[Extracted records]
▽
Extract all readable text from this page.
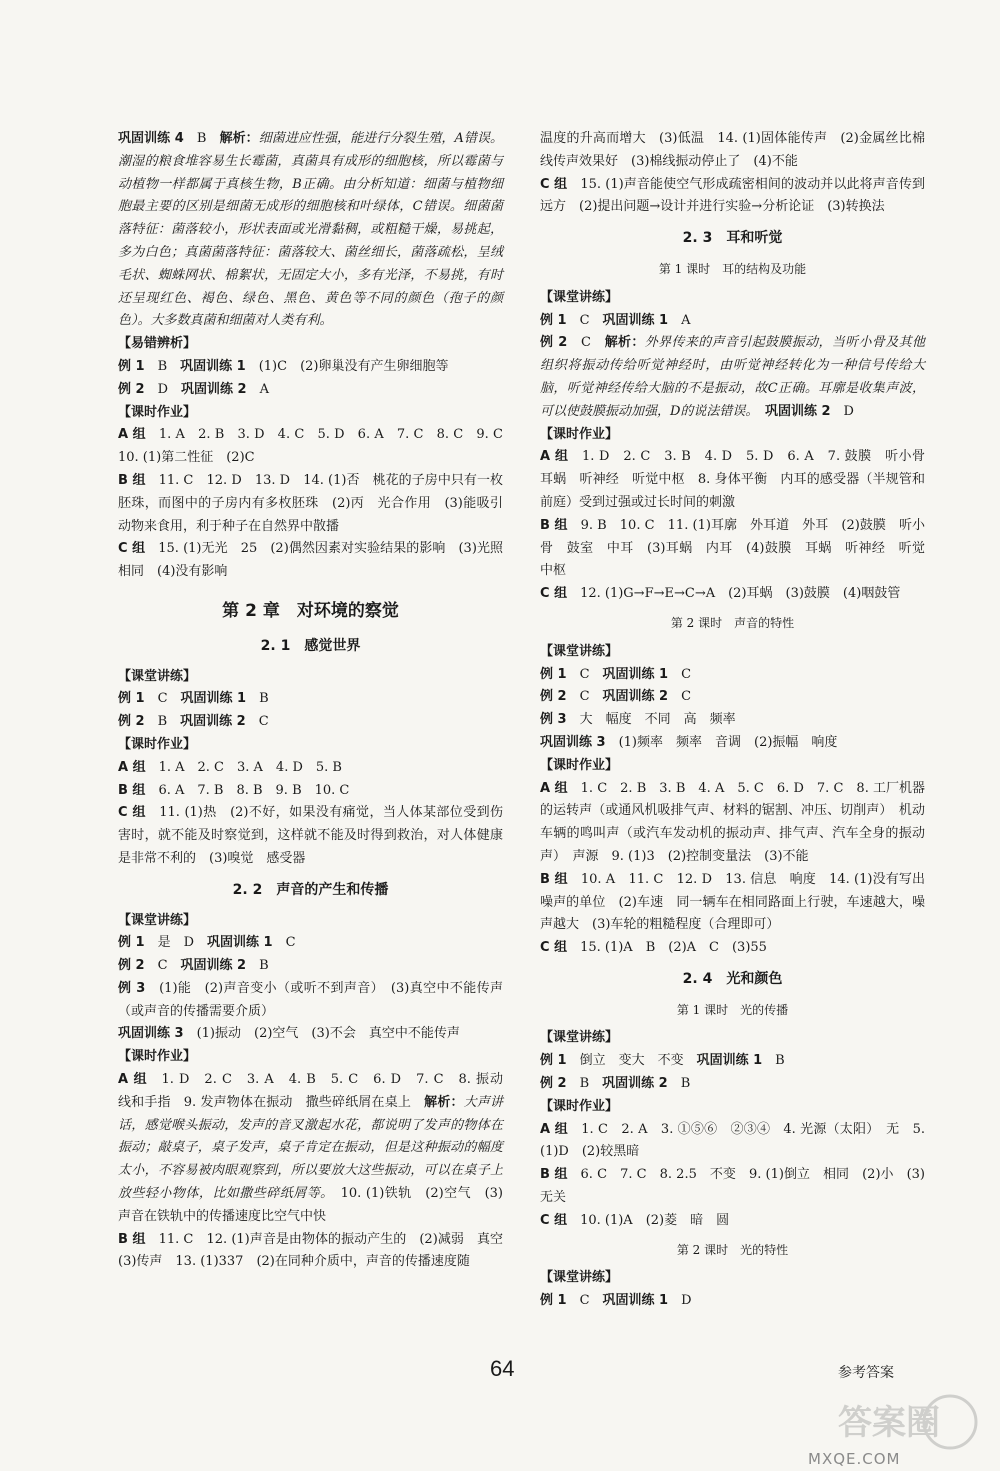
巩固训练 4　B　解析：细菌进应性强，能进行分裂生殖，A错误。潮湿的粮食堆容易生长霉菌，真菌具有成形的细胞核，所以霉菌与动植物一样都属于真核生物，B正确。由分析知道：细菌与植物细胞最主要的区别是细菌无成形的细胞核和叶绿体，C错误。细菌菌落特征：菌落较小，形状表面或光滑黏稠，或粗糙干燥，易挑起，多为白色；真菌菌落特征：菌落较大、菌丝细长，菌落疏松，呈绒毛状、蜘蛛网状、棉絮状，无固定大小，多有光泽，不易挑，有时还呈现红色、褐色、绿色、黑色、黄色等不同的颜色（孢子的颜色）。大多数真菌和细菌对人类有利。

【易错辨析】

例 1　B　巩固训练 1　(1)C　(2)卵巢没有产生卵细胞等

例 2　D　巩固训练 2　A

【课时作业】

A 组　1. A　2. B　3. D　4. C　5. D　6. A　7. C　8. C　9. C　10. (1)第二性征　(2)C

B 组　11. C　12. D　13. D　14. (1)否　桃花的子房中只有一枚胚珠，而图中的子房内有多枚胚珠　(2)丙　光合作用　(3)能吸引动物来食用，利于种子在自然界中散播

C 组　15. (1)无光　25　(2)偶然因素对实验结果的影响　(3)光照　相同　(4)没有影响

第 2 章　对环境的察觉
2. 1　感觉世界
【课堂讲练】

例 1　C　巩固训练 1　B

例 2　B　巩固训练 2　C

【课时作业】

A 组　1. A　2. C　3. A　4. D　5. B

B 组　6. A　7. B　8. B　9. B　10. C

C 组　11. (1)热　(2)不好，如果没有痛觉，当人体某部位受到伤害时，就不能及时察觉到，这样就不能及时得到救治，对人体健康是非常不利的　(3)嗅觉　感受器

2. 2　声音的产生和传播
【课堂讲练】

例 1　是　D　巩固训练 1　C

例 2　C　巩固训练 2　B

例 3　(1)能　(2)声音变小（或听不到声音）　(3)真空中不能传声（或声音的传播需要介质）

巩固训练 3　(1)振动　(2)空气　(3)不会　真空中不能传声

【课时作业】

A 组　1. D　2. C　3. A　4. B　5. C　6. D　7. C　8. 振动　线和手指　9. 发声物体在振动　撒些碎纸屑在桌上　解析：大声讲话，感觉喉头振动，发声的音叉激起水花，都说明了发声的物体在振动；敲桌子，桌子发声，桌子肯定在振动，但是这种振动的幅度太小，不容易被肉眼观察到，所以要放大这些振动，可以在桌子上放些轻小物体，比如撒些碎纸屑等。　10. (1)铁轨　(2)空气　(3)声音在铁轨中的传播速度比空气中快

B 组　11. C　12. (1)声音是由物体的振动产生的　(2)减弱　真空　(3)传声　13. (1)337　(2)在同种介质中，声音的传播速度随

温度的升高而增大　(3)低温　14. (1)固体能传声　(2)金属丝比棉线传声效果好　(3)棉线振动停止了　(4)不能

C 组　15. (1)声音能使空气形成疏密相间的波动并以此将声音传到远方　(2)提出问题→设计并进行实验→分析论证　(3)转换法

2. 3　耳和听觉
第 1 课时　耳的结构及功能
【课堂讲练】

例 1　C　巩固训练 1　A

例 2　C　解析：外界传来的声音引起鼓膜振动，当听小骨及其他组织将振动传给听觉神经时，由听觉神经转化为一种信号传给大脑，听觉神经传给大脑的不是振动，故C正确。耳廓是收集声波，可以使鼓膜振动加强，D的说法错误。　 巩固训练 2　D

【课时作业】

A 组　1. D　2. C　3. B　4. D　5. D　6. A　7. 鼓膜　听小骨　耳蜗　听神经　听觉中枢　8. 身体平衡　内耳的感受器（半规管和前庭）受到过强或过长时间的刺激

B 组　9. B　10. C　11. (1)耳廓　外耳道　外耳　(2)鼓膜　听小骨　鼓室　中耳　(3)耳蜗　内耳　(4)鼓膜　耳蜗　听神经　听觉中枢

C 组　12. (1)G→F→E→C→A　(2)耳蜗　(3)鼓膜　(4)咽鼓管

第 2 课时　声音的特性
【课堂讲练】

例 1　C　巩固训练 1　C

例 2　C　巩固训练 2　C

例 3　大　幅度　不同　高　频率

巩固训练 3　(1)频率　频率　音调　(2)振幅　响度

【课时作业】

A 组　1. C　2. B　3. B　4. A　5. C　6. D　7. C　8. 工厂机器的运转声（或通风机吸排气声、材料的锯割、冲压、切削声）　机动车辆的鸣叫声（或汽车发动机的振动声、排气声、汽车全身的振动声）　声源　9. (1)3　(2)控制变量法　(3)不能

B 组　10. A　11. C　12. D　13. 信息　响度　14. (1)没有写出噪声的单位　(2)车速　同一辆车在相同路面上行驶，车速越大，噪声越大　(3)车轮的粗糙程度（合理即可）

C 组　15. (1)A　B　(2)A　C　(3)55

2. 4　光和颜色
第 1 课时　光的传播
【课堂讲练】

例 1　倒立　变大　不变　巩固训练 1　B

例 2　B　巩固训练 2　B

【课时作业】

A 组　1. C　2. A　3. ①⑤⑥　②③④　4. 光源（太阳）　无　5. (1)D　(2)较黑暗

B 组　6. C　7. C　8. 2.5　不变　9. (1)倒立　相同　(2)小　(3)无关

C 组　10. (1)A　(2)菱　暗　圆

第 2 课时　光的特性
【课堂讲练】

例 1　C　巩固训练 1　D

64	参考答案
答案圈
MXQE.COM
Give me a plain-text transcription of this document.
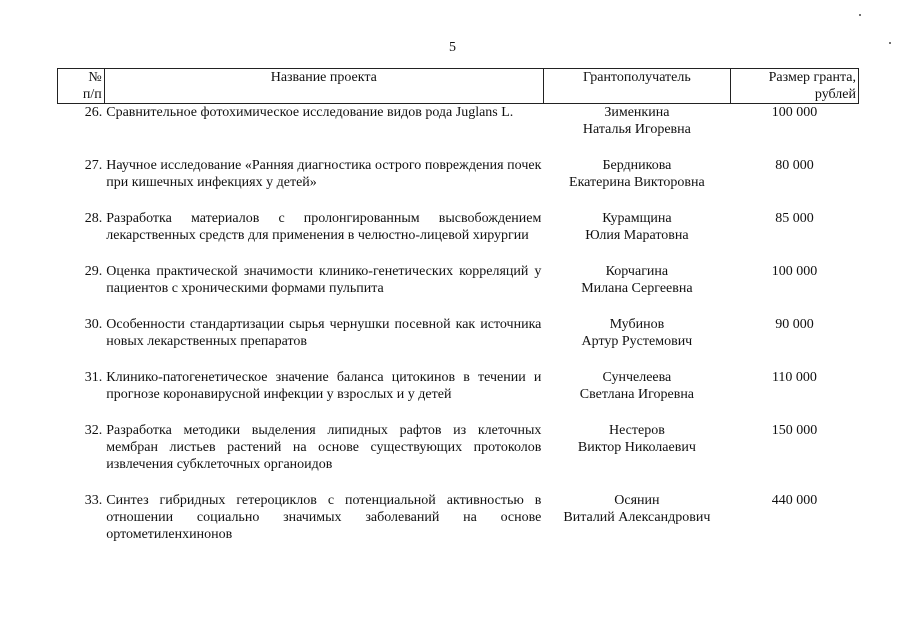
5
№
п/п	Название проекта	Грантополучатель	Размер гранта,
рублей
26.	Сравнительное фотохимическое исследование видов рода Juglans L.	Зименкина
Наталья Игоревна	100 000
27.	Научное исследование «Ранняя диагностика острого повреждения почек при кишечных инфекциях у детей»	Бердникова
Екатерина Викторовна	80 000
28.	Разработка материалов с пролонгированным высвобождением лекарственных средств для применения в челюстно-лицевой хирургии	Курамщина
Юлия Маратовна	85 000
29.	Оценка практической значимости клинико-генетических корреляций у пациентов с хроническими формами пульпита	Корчагина
Милана Сергеевна	100 000
30.	Особенности стандартизации сырья чернушки посевной как источника новых лекарственных препаратов	Мубинов
Артур Рустемович	90 000
31.	Клинико-патогенетическое значение баланса цитокинов в течении и прогнозе коронавирусной инфекции у взрослых и у детей	Сунчелеева
Светлана Игоревна	110 000
32.	Разработка методики выделения липидных рафтов из клеточных мембран листьев растений на основе существующих протоколов извлечения субклеточных органоидов	Нестеров
Виктор Николаевич	150 000
33.	Синтез гибридных гетероциклов с потенциальной активностью в отношении социально значимых заболеваний на основе ортометиленхинонов	Осянин
Виталий Александрович	440 000
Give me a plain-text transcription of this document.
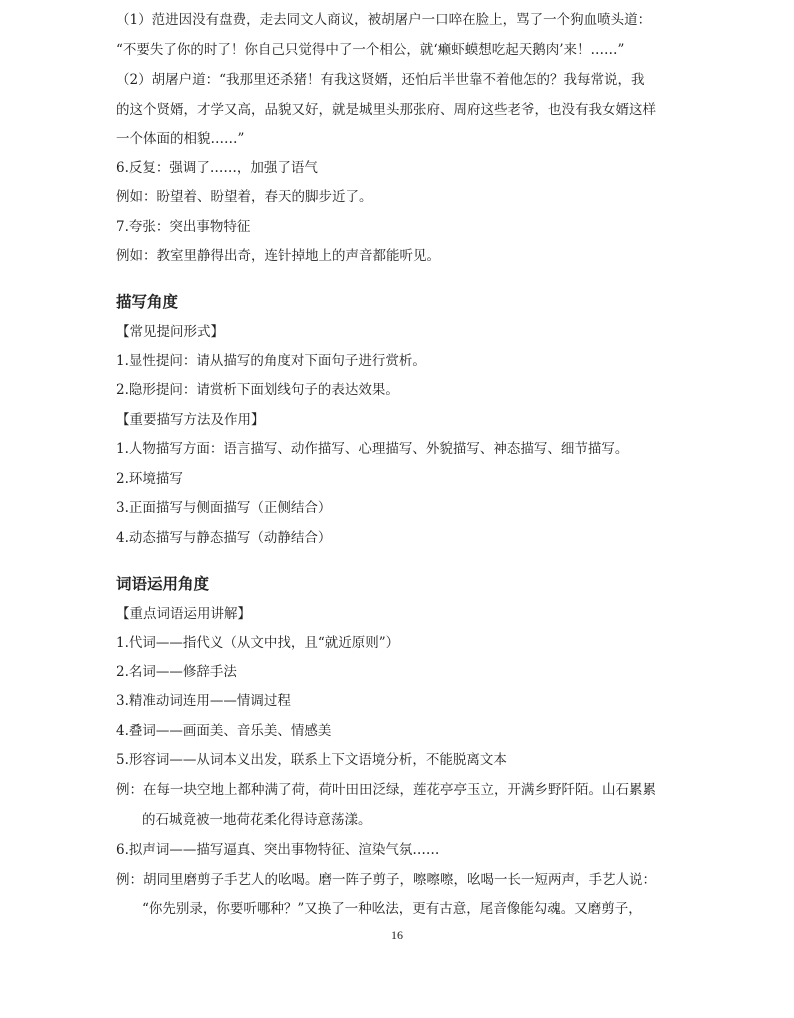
（1）范进因没有盘费，走去同文人商议，被胡屠户一口啐在脸上，骂了一个狗血喷头道：
“不要失了你的时了！你自己只觉得中了一个相公，就‘癞虾蟆想吃起天鹅肉’来！……”
（2）胡屠户道：“我那里还杀猪！有我这贤婿，还怕后半世靠不着他怎的？我每常说，我
的这个贤婿，才学又高，品貌又好，就是城里头那张府、周府这些老爷，也没有我女婿这样
一个体面的相貌……”
6.反复：强调了……，加强了语气
例如：盼望着、盼望着，春天的脚步近了。
7.夸张：突出事物特征
例如：教室里静得出奇，连针掉地上的声音都能听见。
描写角度
【常见提问形式】
1.显性提问：请从描写的角度对下面句子进行赏析。
2.隐形提问：请赏析下面划线句子的表达效果。
【重要描写方法及作用】
1.人物描写方面：语言描写、动作描写、心理描写、外貌描写、神态描写、细节描写。
2.环境描写
3.正面描写与侧面描写（正侧结合）
4.动态描写与静态描写（动静结合）
词语运用角度
【重点词语运用讲解】
1.代词——指代义（从文中找，且“就近原则”）
2.名词——修辞手法
3.精准动词连用——情调过程
4.叠词——画面美、音乐美、情感美
5.形容词——从词本义出发，联系上下文语境分析，不能脱离文本
例：在每一块空地上都种满了荷，荷叶田田泛绿，莲花亭亭玉立，开满乡野阡陌。山石累累
的石城竟被一地荷花柔化得诗意荡漾。
6.拟声词——描写逼真、突出事物特征、渲染气氛……
例：胡同里磨剪子手艺人的吆喝。磨一阵子剪子，嚓嚓嚓，吆喝一长一短两声，手艺人说：
“你先别录，你要听哪种？”又换了一种吆法，更有古意，尾音像能勾魂。又磨剪子，
16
△
# Task to carry out:
Copy every line in the listing above where the string "основе" turns up.

# Full solution:
32.	Разработка методики выделения липидных рафтов из клеточных мембран листьев растений на основе существующих протоколов извлечения субклеточных органоидов	Нестеров
33.	Синтез гибридных гетероциклов с потенциальной активностью в отношении социально значимых заболеваний на основе ортометиленхинонов	Осянин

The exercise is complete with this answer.